Extracted records:

+===+

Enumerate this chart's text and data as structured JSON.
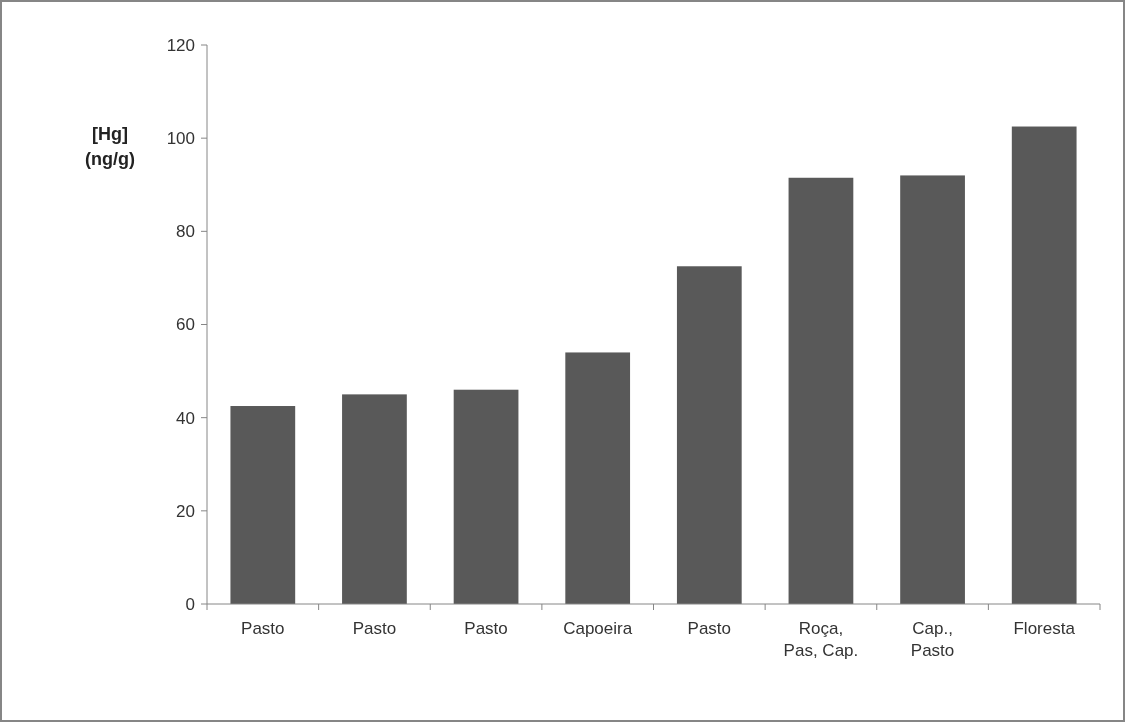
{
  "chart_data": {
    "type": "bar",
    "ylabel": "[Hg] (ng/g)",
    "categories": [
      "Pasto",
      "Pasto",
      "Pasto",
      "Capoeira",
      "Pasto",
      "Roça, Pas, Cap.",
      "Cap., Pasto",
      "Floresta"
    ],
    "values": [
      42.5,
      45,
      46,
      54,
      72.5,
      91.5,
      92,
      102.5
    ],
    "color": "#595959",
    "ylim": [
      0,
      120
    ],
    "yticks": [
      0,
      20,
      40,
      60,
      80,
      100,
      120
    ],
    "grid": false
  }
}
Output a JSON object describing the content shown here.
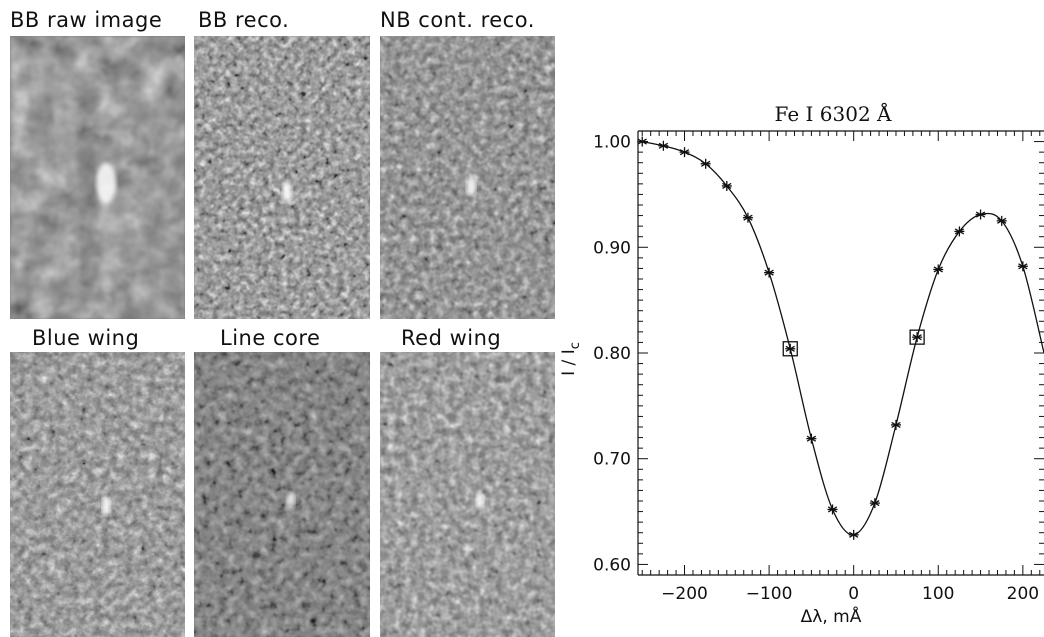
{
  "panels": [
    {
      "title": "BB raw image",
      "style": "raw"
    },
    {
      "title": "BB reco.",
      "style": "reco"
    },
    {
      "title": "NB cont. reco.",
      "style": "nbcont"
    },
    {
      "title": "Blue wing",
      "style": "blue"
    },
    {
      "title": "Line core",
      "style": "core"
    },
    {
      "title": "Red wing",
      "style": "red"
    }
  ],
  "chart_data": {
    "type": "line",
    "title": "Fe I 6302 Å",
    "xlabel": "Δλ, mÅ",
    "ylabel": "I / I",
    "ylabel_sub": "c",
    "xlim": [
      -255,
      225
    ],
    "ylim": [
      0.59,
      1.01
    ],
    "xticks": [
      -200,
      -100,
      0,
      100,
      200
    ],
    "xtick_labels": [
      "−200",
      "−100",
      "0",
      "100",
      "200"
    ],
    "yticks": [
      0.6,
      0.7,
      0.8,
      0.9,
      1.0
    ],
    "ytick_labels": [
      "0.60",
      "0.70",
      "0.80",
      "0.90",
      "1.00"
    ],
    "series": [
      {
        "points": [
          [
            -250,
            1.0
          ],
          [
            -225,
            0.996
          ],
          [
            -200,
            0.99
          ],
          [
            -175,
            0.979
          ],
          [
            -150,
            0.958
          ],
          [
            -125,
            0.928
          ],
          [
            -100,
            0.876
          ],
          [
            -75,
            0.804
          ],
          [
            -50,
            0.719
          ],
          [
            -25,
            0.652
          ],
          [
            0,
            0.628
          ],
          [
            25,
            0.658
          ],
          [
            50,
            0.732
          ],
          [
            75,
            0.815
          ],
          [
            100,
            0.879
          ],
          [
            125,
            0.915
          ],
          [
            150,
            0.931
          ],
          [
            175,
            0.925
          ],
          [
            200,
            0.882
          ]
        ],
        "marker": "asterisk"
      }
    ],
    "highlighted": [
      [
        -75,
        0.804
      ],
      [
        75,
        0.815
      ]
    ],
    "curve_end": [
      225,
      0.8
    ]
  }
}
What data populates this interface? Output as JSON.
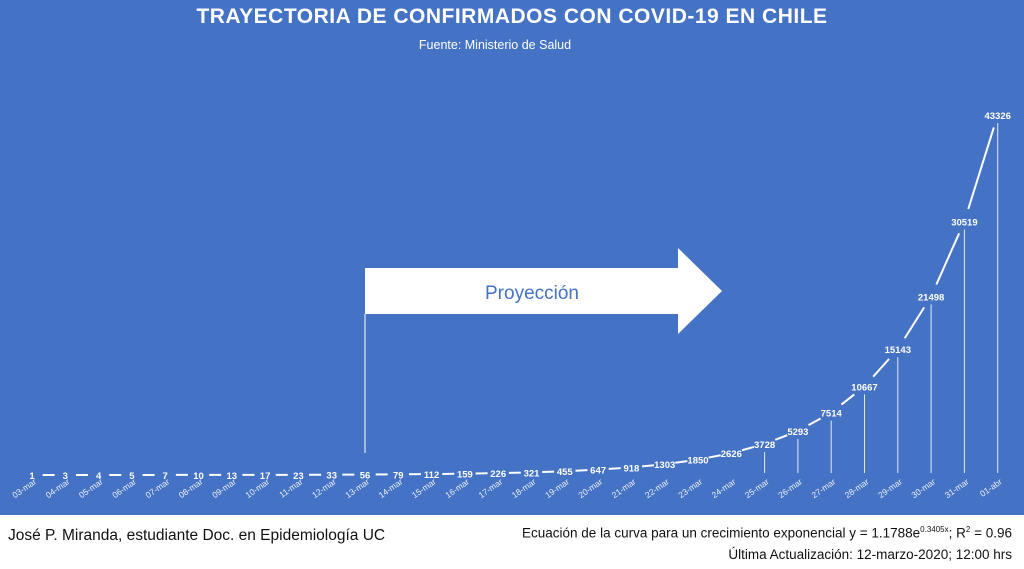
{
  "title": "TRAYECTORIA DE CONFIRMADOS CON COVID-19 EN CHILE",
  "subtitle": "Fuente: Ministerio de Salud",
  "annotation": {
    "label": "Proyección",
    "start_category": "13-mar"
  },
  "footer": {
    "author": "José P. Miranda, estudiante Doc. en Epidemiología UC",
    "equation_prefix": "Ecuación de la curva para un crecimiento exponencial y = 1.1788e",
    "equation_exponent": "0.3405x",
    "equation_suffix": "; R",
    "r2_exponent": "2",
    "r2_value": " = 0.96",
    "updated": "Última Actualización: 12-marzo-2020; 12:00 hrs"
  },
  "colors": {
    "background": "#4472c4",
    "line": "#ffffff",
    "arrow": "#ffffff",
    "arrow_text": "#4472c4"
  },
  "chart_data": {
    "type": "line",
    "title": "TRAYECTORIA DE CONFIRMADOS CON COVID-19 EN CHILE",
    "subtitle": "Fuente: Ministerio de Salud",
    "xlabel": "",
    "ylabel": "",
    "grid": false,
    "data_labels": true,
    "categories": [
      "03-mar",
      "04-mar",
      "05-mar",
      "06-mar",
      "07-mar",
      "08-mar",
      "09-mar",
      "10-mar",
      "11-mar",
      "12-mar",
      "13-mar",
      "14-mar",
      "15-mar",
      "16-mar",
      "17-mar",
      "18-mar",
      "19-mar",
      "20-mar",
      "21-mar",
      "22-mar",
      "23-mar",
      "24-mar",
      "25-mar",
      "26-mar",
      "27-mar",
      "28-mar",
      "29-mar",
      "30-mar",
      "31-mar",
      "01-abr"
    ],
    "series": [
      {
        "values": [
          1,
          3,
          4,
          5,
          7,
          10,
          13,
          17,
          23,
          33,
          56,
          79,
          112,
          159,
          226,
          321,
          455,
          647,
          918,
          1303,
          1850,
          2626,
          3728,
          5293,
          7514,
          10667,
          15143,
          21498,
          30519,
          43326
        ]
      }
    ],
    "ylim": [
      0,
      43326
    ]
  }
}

+===+

# WORK INSTRUCTIONS:
Reproduce the whole listing above word for word, but not its pictures.

# RESPONSE:
Enumerate this chart's text and data as structured JSON.
{
  "chart_data": {
    "type": "bar",
    "ylabel": "[Hg] (ng/g)",
    "categories": [
      "Pasto",
      "Pasto",
      "Pasto",
      "Capoeira",
      "Pasto",
      "Roça, Pas, Cap.",
      "Cap., Pasto",
      "Floresta"
    ],
    "values": [
      42.5,
      45,
      46,
      54,
      72.5,
      91.5,
      92,
      102.5
    ],
    "color": "#595959",
    "ylim": [
      0,
      120
    ],
    "yticks": [
      0,
      20,
      40,
      60,
      80,
      100,
      120
    ],
    "grid": false
  }
}
Output a JSON object describing the content shown here.
{
  "panels": [
    {
      "title": "BB raw image",
      "style": "raw"
    },
    {
      "title": "BB reco.",
      "style": "reco"
    },
    {
      "title": "NB cont. reco.",
      "style": "nbcont"
    },
    {
      "title": "Blue wing",
      "style": "blue"
    },
    {
      "title": "Line core",
      "style": "core"
    },
    {
      "title": "Red wing",
      "style": "red"
    }
  ],
  "chart_data": {
    "type": "line",
    "title": "Fe I 6302 Å",
    "xlabel": "Δλ, mÅ",
    "ylabel": "I / I",
    "ylabel_sub": "c",
    "xlim": [
      -255,
      225
    ],
    "ylim": [
      0.59,
      1.01
    ],
    "xticks": [
      -200,
      -100,
      0,
      100,
      200
    ],
    "xtick_labels": [
      "−200",
      "−100",
      "0",
      "100",
      "200"
    ],
    "yticks": [
      0.6,
      0.7,
      0.8,
      0.9,
      1.0
    ],
    "ytick_labels": [
      "0.60",
      "0.70",
      "0.80",
      "0.90",
      "1.00"
    ],
    "series": [
      {
        "points": [
          [
            -250,
            1.0
          ],
          [
            -225,
            0.996
          ],
          [
            -200,
            0.99
          ],
          [
            -175,
            0.979
          ],
          [
            -150,
            0.958
          ],
          [
            -125,
            0.928
          ],
          [
            -100,
            0.876
          ],
          [
            -75,
            0.804
          ],
          [
            -50,
            0.719
          ],
          [
            -25,
            0.652
          ],
          [
            0,
            0.628
          ],
          [
            25,
            0.658
          ],
          [
            50,
            0.732
          ],
          [
            75,
            0.815
          ],
          [
            100,
            0.879
          ],
          [
            125,
            0.915
          ],
          [
            150,
            0.931
          ],
          [
            175,
            0.925
          ],
          [
            200,
            0.882
          ]
        ],
        "marker": "asterisk"
      }
    ],
    "highlighted": [
      [
        -75,
        0.804
      ],
      [
        75,
        0.815
      ]
    ],
    "curve_end": [
      225,
      0.8
    ]
  }
}
What data populates this interface? Output as JSON.
{
  "title": "TRAYECTORIA DE CONFIRMADOS CON COVID-19 EN CHILE",
  "subtitle": "Fuente: Ministerio de Salud",
  "annotation": {
    "label": "Proyección",
    "start_category": "13-mar"
  },
  "footer": {
    "author": "José P. Miranda, estudiante Doc. en Epidemiología UC",
    "equation_prefix": "Ecuación de la curva para un crecimiento exponencial y = 1.1788e",
    "equation_exponent": "0.3405x",
    "equation_suffix": "; R",
    "r2_exponent": "2",
    "r2_value": " = 0.96",
    "updated": "Última Actualización: 12-marzo-2020; 12:00 hrs"
  },
  "colors": {
    "background": "#4472c4",
    "line": "#ffffff",
    "arrow": "#ffffff",
    "arrow_text": "#4472c4"
  },
  "chart_data": {
    "type": "line",
    "title": "TRAYECTORIA DE CONFIRMADOS CON COVID-19 EN CHILE",
    "subtitle": "Fuente: Ministerio de Salud",
    "xlabel": "",
    "ylabel": "",
    "grid": false,
    "data_labels": true,
    "categories": [
      "03-mar",
      "04-mar",
      "05-mar",
      "06-mar",
      "07-mar",
      "08-mar",
      "09-mar",
      "10-mar",
      "11-mar",
      "12-mar",
      "13-mar",
      "14-mar",
      "15-mar",
      "16-mar",
      "17-mar",
      "18-mar",
      "19-mar",
      "20-mar",
      "21-mar",
      "22-mar",
      "23-mar",
      "24-mar",
      "25-mar",
      "26-mar",
      "27-mar",
      "28-mar",
      "29-mar",
      "30-mar",
      "31-mar",
      "01-abr"
    ],
    "series": [
      {
        "values": [
          1,
          3,
          4,
          5,
          7,
          10,
          13,
          17,
          23,
          33,
          56,
          79,
          112,
          159,
          226,
          321,
          455,
          647,
          918,
          1303,
          1850,
          2626,
          3728,
          5293,
          7514,
          10667,
          15143,
          21498,
          30519,
          43326
        ]
      }
    ],
    "ylim": [
      0,
      43326
    ]
  }
}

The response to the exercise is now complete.